◆ Requirement
Lines containing "this" are to be counted. Report the count alone.

== Information shown

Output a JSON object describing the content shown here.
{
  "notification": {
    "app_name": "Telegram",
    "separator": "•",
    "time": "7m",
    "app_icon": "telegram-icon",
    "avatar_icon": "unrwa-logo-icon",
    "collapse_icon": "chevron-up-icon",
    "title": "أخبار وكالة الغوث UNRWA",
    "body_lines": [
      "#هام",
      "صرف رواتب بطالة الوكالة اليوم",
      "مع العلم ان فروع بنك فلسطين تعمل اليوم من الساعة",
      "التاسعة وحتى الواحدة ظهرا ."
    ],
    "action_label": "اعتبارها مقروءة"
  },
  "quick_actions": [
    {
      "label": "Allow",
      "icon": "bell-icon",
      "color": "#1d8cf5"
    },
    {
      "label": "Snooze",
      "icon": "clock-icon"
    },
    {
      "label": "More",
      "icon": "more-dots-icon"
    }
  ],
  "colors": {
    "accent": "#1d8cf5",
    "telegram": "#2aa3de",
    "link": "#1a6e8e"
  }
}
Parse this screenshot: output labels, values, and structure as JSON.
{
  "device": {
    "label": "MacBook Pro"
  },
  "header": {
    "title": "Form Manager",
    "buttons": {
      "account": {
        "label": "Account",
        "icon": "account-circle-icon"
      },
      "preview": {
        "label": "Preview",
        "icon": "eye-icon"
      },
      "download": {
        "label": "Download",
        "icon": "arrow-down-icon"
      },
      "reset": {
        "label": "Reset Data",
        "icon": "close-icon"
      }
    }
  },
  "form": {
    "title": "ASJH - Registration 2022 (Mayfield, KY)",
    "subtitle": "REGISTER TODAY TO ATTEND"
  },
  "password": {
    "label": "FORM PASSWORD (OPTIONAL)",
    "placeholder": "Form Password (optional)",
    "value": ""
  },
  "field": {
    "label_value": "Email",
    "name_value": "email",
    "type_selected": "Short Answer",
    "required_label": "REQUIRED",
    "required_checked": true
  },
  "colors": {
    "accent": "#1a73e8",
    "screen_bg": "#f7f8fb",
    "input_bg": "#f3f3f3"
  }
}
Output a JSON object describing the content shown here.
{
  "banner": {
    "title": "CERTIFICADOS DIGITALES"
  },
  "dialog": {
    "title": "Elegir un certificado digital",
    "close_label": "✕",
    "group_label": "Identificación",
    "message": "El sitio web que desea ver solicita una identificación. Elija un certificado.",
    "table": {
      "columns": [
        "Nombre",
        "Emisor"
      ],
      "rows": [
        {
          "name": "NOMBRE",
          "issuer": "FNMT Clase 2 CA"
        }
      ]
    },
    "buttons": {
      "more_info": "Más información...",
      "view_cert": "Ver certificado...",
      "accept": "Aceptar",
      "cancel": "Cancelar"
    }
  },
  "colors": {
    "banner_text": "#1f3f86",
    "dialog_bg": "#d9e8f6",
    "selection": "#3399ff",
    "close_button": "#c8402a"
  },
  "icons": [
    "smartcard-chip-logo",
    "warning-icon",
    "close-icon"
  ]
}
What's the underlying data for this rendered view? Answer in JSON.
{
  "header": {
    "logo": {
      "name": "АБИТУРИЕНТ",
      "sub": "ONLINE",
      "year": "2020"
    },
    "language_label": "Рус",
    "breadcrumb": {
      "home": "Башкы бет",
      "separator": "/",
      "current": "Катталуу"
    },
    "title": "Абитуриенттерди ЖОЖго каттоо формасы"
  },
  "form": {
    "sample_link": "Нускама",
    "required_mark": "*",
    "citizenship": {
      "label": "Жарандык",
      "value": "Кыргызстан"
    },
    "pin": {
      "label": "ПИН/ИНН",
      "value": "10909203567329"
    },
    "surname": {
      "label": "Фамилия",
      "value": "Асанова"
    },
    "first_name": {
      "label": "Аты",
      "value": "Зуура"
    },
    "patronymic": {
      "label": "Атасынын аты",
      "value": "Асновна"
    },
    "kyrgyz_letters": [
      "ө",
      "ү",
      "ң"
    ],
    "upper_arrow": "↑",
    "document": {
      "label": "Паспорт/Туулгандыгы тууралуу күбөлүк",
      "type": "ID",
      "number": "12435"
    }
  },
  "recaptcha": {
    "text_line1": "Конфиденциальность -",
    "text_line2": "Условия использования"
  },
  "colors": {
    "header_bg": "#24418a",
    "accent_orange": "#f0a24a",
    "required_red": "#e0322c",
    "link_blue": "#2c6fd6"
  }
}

====

◆ Task output
2